**Excerpted records**
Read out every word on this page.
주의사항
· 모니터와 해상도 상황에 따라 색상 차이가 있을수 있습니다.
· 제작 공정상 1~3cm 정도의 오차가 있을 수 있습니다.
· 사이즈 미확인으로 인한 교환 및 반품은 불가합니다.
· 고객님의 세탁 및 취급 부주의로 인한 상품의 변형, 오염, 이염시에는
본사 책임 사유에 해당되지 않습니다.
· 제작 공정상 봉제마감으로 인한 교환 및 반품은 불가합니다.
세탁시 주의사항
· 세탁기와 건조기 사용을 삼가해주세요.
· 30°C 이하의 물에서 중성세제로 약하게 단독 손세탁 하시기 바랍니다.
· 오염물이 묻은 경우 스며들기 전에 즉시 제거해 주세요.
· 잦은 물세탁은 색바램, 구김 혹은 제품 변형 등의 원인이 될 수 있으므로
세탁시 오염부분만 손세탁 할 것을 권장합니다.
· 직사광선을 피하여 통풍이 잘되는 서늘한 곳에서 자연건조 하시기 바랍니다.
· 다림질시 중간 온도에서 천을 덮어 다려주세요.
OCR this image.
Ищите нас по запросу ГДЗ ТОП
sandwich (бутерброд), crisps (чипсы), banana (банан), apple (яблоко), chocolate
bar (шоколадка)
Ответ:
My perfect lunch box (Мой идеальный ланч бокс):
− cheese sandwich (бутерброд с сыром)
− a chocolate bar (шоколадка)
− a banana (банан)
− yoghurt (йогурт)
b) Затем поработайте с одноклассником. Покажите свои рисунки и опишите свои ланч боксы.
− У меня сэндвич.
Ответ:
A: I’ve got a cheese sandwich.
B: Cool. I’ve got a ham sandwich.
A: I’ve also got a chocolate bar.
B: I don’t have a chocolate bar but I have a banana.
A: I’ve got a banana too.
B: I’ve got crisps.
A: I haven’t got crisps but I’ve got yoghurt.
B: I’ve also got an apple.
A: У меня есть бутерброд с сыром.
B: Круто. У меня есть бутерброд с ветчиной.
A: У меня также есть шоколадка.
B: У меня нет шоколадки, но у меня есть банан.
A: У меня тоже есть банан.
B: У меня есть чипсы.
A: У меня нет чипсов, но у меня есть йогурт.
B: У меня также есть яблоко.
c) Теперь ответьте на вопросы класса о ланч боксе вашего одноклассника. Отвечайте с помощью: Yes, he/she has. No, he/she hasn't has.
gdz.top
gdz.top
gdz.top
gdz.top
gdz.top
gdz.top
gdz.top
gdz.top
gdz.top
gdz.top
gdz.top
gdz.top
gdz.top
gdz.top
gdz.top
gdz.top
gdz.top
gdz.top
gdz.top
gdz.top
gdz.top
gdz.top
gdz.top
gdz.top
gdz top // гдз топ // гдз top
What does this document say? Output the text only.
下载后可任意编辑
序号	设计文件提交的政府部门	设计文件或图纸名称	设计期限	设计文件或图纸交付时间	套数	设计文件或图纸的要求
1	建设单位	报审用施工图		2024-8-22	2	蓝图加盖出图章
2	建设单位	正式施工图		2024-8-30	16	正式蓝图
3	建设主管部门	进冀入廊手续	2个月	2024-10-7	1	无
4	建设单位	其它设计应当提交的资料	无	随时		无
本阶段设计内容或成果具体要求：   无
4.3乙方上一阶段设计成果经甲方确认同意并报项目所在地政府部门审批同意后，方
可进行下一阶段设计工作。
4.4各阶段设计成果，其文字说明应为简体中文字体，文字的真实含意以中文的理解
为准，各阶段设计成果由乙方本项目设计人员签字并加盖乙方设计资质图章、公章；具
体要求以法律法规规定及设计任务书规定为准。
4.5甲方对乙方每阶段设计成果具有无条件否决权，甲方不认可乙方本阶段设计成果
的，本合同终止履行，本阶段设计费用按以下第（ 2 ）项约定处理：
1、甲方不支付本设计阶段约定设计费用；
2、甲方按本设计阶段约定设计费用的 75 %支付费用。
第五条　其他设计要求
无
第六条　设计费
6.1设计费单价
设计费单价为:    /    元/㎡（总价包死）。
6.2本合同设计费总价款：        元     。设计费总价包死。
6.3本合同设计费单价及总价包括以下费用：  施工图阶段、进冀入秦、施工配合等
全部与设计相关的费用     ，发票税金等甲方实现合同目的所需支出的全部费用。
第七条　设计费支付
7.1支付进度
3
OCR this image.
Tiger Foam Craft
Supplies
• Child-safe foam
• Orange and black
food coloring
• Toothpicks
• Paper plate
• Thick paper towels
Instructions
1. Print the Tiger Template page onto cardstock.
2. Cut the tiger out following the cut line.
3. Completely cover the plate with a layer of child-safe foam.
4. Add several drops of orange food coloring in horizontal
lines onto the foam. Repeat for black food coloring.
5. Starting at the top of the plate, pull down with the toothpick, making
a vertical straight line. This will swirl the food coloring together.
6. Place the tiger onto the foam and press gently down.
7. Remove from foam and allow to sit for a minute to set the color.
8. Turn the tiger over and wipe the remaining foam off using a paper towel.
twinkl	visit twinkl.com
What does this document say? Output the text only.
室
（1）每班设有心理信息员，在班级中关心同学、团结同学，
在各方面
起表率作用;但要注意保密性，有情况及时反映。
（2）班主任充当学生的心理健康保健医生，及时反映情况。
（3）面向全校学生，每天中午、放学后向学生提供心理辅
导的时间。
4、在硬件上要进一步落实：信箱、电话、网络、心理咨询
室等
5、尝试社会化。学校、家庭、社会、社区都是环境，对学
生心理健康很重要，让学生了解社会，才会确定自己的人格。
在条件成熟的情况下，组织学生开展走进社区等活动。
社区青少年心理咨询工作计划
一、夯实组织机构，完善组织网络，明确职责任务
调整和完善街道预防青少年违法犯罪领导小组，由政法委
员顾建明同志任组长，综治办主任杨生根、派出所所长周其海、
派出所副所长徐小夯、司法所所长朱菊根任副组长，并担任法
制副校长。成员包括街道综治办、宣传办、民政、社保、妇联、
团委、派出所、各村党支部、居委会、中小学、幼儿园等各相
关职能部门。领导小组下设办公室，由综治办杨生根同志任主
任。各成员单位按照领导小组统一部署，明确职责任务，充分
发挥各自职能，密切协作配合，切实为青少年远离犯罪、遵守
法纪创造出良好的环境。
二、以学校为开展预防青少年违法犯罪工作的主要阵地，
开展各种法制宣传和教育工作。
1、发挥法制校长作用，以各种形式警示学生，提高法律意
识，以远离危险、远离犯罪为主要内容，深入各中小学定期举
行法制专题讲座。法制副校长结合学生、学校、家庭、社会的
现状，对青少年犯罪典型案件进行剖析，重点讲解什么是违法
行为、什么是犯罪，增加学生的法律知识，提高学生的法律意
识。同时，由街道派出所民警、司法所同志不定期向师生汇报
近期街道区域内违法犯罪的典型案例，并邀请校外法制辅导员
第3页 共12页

**Job**
Search the data for "apple" and list every line in which it occurs.

**The reply**
sandwich (бутерброд), crisps (чипсы), banana (банан), apple (яблоко), chocolate
B: I’ve also got an apple.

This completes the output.